Recorded data
• • • • • • •

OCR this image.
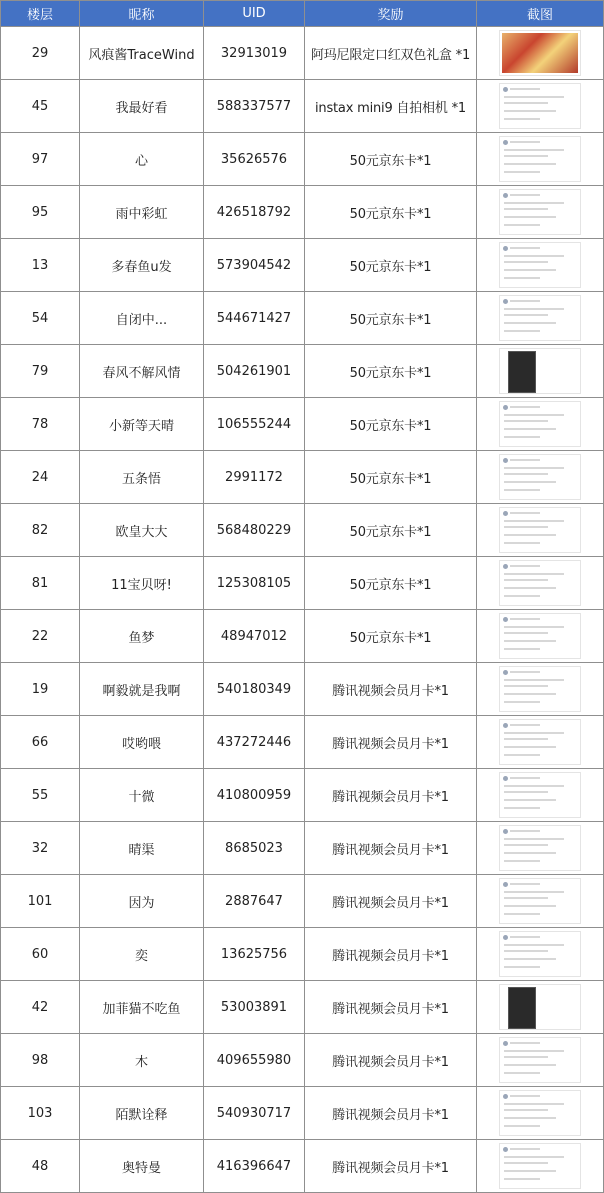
楼层	昵称	UID	奖励	截图
29	风痕酱TraceWind	32913019	阿玛尼限定口红双色礼盒 *1	

45	我最好看	588337577	instax mini9 自拍相机 *1	

97	心	35626576	50元京东卡*1	

95	雨中彩虹	426518792	50元京东卡*1	

13	多春鱼u发	573904542	50元京东卡*1	

54	自闭中...	544671427	50元京东卡*1	

79	春风不解风情	504261901	50元京东卡*1	

78	小新等天晴	106555244	50元京东卡*1	

24	五条悟	2991172	50元京东卡*1	

82	欧皇大大	568480229	50元京东卡*1	

81	11宝贝呀!	125308105	50元京东卡*1	

22	鱼梦	48947012	50元京东卡*1	

19	啊毅就是我啊	540180349	腾讯视频会员月卡*1	

66	哎哟喂	437272446	腾讯视频会员月卡*1	

55	十微	410800959	腾讯视频会员月卡*1	

32	晴渠	8685023	腾讯视频会员月卡*1	

101	因为	2887647	腾讯视频会员月卡*1	

60	奕	13625756	腾讯视频会员月卡*1	

42	加菲猫不吃鱼	53003891	腾讯视频会员月卡*1	

98	木	409655980	腾讯视频会员月卡*1	

103	陌默诠释	540930717	腾讯视频会员月卡*1	

48	奥特曼	416396647	腾讯视频会员月卡*1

• • • • • • •

EXERCISE INSTRUCTIONS
Transcribe the full listing character for character. Pictures are excluded.

RESPONSE
OCR this image.
楼层	昵称	UID	奖励	截图
29	风痕酱TraceWind	32913019	阿玛尼限定口红双色礼盒 *1	

45	我最好看	588337577	instax mini9 自拍相机 *1	

97	心	35626576	50元京东卡*1	

95	雨中彩虹	426518792	50元京东卡*1	

13	多春鱼u发	573904542	50元京东卡*1	

54	自闭中...	544671427	50元京东卡*1	

79	春风不解风情	504261901	50元京东卡*1	

78	小新等天晴	106555244	50元京东卡*1	

24	五条悟	2991172	50元京东卡*1	

82	欧皇大大	568480229	50元京东卡*1	

81	11宝贝呀!	125308105	50元京东卡*1	

22	鱼梦	48947012	50元京东卡*1	

19	啊毅就是我啊	540180349	腾讯视频会员月卡*1	

66	哎哟喂	437272446	腾讯视频会员月卡*1	

55	十微	410800959	腾讯视频会员月卡*1	

32	晴渠	8685023	腾讯视频会员月卡*1	

101	因为	2887647	腾讯视频会员月卡*1	

60	奕	13625756	腾讯视频会员月卡*1	

42	加菲猫不吃鱼	53003891	腾讯视频会员月卡*1	

98	木	409655980	腾讯视频会员月卡*1	

103	陌默诠释	540930717	腾讯视频会员月卡*1	

48	奥特曼	416396647	腾讯视频会员月卡*1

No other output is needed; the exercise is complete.